> _Short exercise_
Without including any pictures, copy each entry below exactly.

Figure dataset records:

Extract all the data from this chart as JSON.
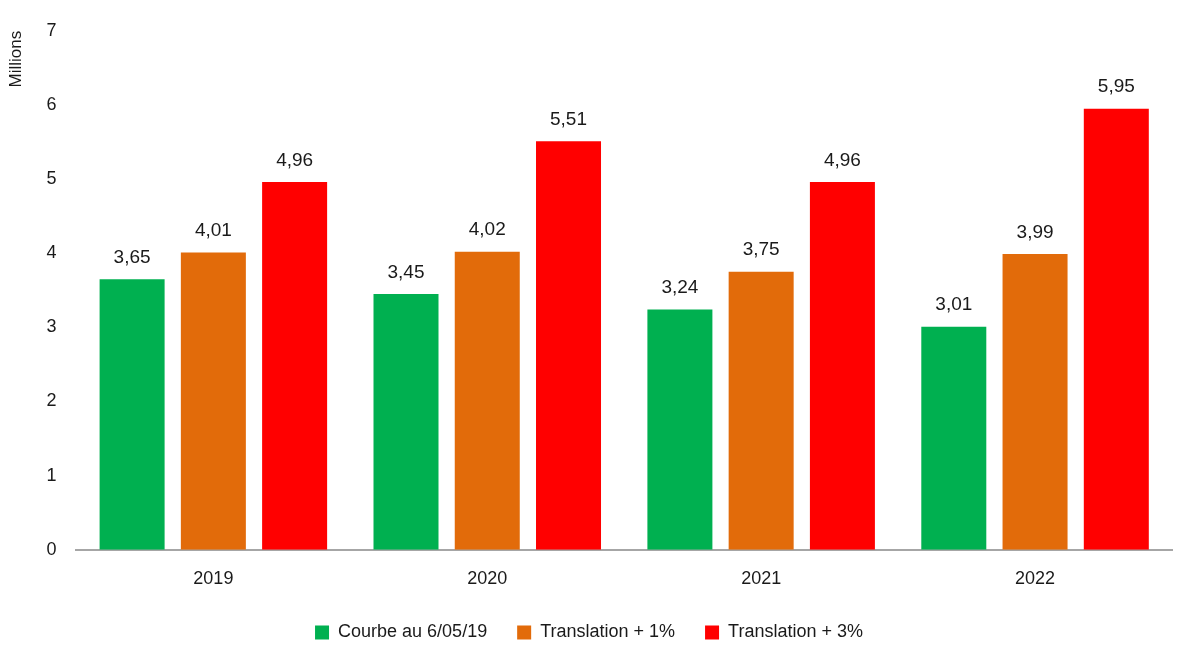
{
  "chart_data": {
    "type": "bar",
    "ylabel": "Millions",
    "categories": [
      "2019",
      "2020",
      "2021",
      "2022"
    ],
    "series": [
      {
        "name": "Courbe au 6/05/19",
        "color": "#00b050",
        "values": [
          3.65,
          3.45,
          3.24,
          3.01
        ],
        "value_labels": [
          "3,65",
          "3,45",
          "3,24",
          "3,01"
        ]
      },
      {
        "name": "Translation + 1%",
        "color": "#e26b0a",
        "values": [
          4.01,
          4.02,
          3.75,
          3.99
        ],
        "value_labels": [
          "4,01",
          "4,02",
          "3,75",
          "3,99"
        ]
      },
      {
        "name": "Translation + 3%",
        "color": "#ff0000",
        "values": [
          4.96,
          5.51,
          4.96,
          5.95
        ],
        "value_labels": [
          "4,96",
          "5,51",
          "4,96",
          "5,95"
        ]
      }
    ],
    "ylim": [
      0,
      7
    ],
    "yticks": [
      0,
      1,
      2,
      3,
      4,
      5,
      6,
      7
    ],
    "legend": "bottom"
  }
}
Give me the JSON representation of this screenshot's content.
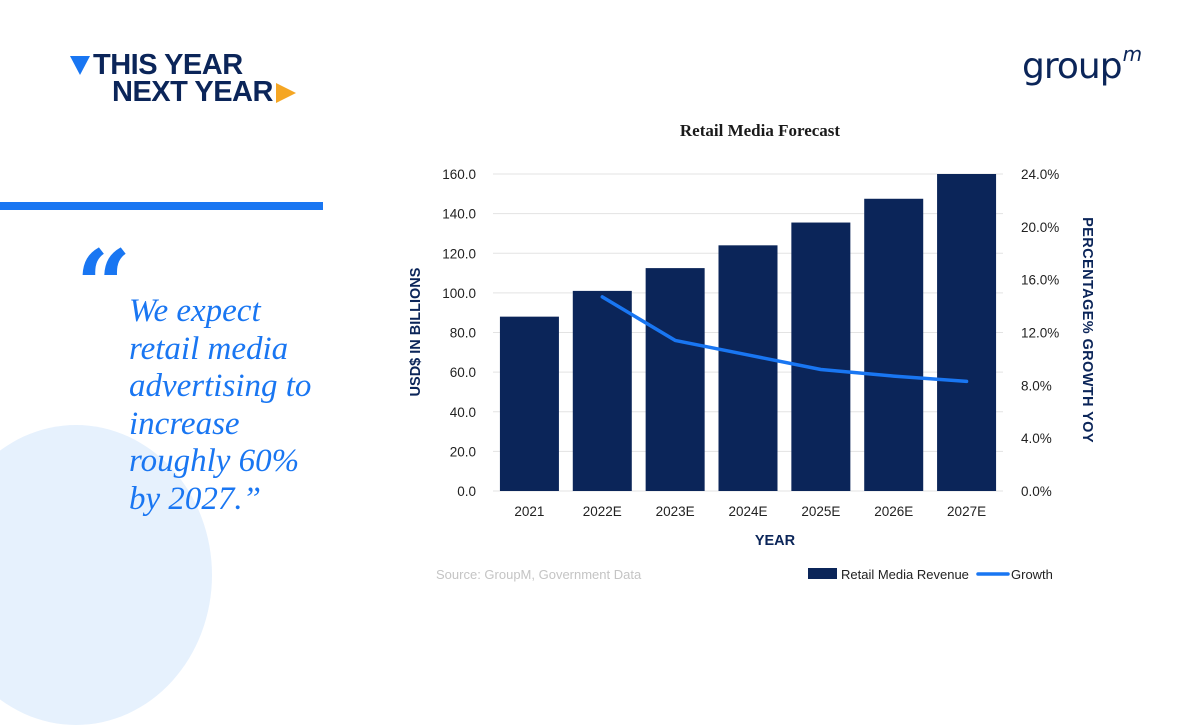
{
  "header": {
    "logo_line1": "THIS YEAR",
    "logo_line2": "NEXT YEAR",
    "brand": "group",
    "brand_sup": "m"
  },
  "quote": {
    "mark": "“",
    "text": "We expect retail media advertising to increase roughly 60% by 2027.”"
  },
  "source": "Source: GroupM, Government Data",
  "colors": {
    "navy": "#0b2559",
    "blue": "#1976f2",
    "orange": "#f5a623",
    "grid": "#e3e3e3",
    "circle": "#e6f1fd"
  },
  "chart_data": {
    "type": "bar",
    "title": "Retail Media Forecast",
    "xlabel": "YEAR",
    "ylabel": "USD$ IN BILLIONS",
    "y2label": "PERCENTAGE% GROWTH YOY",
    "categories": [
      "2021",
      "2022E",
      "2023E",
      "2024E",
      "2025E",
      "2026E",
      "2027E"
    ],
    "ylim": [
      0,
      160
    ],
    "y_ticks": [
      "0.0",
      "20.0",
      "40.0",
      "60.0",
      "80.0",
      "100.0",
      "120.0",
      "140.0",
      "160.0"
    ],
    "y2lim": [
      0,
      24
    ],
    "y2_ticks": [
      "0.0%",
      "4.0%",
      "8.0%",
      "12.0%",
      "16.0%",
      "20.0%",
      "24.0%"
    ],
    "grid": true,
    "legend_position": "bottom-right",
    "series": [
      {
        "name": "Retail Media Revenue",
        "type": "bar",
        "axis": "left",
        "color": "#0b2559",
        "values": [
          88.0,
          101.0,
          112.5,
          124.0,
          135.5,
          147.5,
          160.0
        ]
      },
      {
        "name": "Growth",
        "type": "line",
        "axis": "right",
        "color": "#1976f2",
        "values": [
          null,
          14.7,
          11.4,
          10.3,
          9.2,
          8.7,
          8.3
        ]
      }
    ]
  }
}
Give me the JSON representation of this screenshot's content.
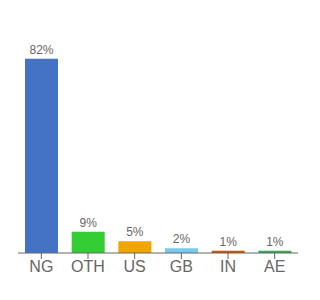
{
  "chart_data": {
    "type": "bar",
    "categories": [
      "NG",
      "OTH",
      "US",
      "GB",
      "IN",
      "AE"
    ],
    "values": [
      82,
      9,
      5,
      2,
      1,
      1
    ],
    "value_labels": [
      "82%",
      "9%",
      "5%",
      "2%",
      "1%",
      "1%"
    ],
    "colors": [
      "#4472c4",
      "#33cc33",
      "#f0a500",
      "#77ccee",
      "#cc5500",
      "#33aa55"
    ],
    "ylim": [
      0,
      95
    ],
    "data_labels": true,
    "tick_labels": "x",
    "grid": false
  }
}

> _Problem solution_
Extract all the data from this chart as JSON.
{
  "chart_data": {
    "type": "bar",
    "ylabel": "Millions",
    "categories": [
      "2019",
      "2020",
      "2021",
      "2022"
    ],
    "series": [
      {
        "name": "Courbe au 6/05/19",
        "color": "#00b050",
        "values": [
          3.65,
          3.45,
          3.24,
          3.01
        ],
        "value_labels": [
          "3,65",
          "3,45",
          "3,24",
          "3,01"
        ]
      },
      {
        "name": "Translation + 1%",
        "color": "#e26b0a",
        "values": [
          4.01,
          4.02,
          3.75,
          3.99
        ],
        "value_labels": [
          "4,01",
          "4,02",
          "3,75",
          "3,99"
        ]
      },
      {
        "name": "Translation + 3%",
        "color": "#ff0000",
        "values": [
          4.96,
          5.51,
          4.96,
          5.95
        ],
        "value_labels": [
          "4,96",
          "5,51",
          "4,96",
          "5,95"
        ]
      }
    ],
    "ylim": [
      0,
      7
    ],
    "yticks": [
      0,
      1,
      2,
      3,
      4,
      5,
      6,
      7
    ],
    "legend": "bottom"
  }
}
Give me the JSON representation of this screenshot's content.
{
  "header": {
    "logo_line1": "THIS YEAR",
    "logo_line2": "NEXT YEAR",
    "brand": "group",
    "brand_sup": "m"
  },
  "quote": {
    "mark": "“",
    "text": "We expect retail media advertising to increase roughly 60% by 2027.”"
  },
  "source": "Source: GroupM, Government Data",
  "colors": {
    "navy": "#0b2559",
    "blue": "#1976f2",
    "orange": "#f5a623",
    "grid": "#e3e3e3",
    "circle": "#e6f1fd"
  },
  "chart_data": {
    "type": "bar",
    "title": "Retail Media Forecast",
    "xlabel": "YEAR",
    "ylabel": "USD$ IN BILLIONS",
    "y2label": "PERCENTAGE% GROWTH YOY",
    "categories": [
      "2021",
      "2022E",
      "2023E",
      "2024E",
      "2025E",
      "2026E",
      "2027E"
    ],
    "ylim": [
      0,
      160
    ],
    "y_ticks": [
      "0.0",
      "20.0",
      "40.0",
      "60.0",
      "80.0",
      "100.0",
      "120.0",
      "140.0",
      "160.0"
    ],
    "y2lim": [
      0,
      24
    ],
    "y2_ticks": [
      "0.0%",
      "4.0%",
      "8.0%",
      "12.0%",
      "16.0%",
      "20.0%",
      "24.0%"
    ],
    "grid": true,
    "legend_position": "bottom-right",
    "series": [
      {
        "name": "Retail Media Revenue",
        "type": "bar",
        "axis": "left",
        "color": "#0b2559",
        "values": [
          88.0,
          101.0,
          112.5,
          124.0,
          135.5,
          147.5,
          160.0
        ]
      },
      {
        "name": "Growth",
        "type": "line",
        "axis": "right",
        "color": "#1976f2",
        "values": [
          null,
          14.7,
          11.4,
          10.3,
          9.2,
          8.7,
          8.3
        ]
      }
    ]
  }
}
Give me the JSON representation of this screenshot's content.
{
  "chart_data": {
    "type": "bar",
    "categories": [
      "NG",
      "OTH",
      "US",
      "GB",
      "IN",
      "AE"
    ],
    "values": [
      82,
      9,
      5,
      2,
      1,
      1
    ],
    "value_labels": [
      "82%",
      "9%",
      "5%",
      "2%",
      "1%",
      "1%"
    ],
    "colors": [
      "#4472c4",
      "#33cc33",
      "#f0a500",
      "#77ccee",
      "#cc5500",
      "#33aa55"
    ],
    "ylim": [
      0,
      95
    ],
    "data_labels": true,
    "tick_labels": "x",
    "grid": false
  }
}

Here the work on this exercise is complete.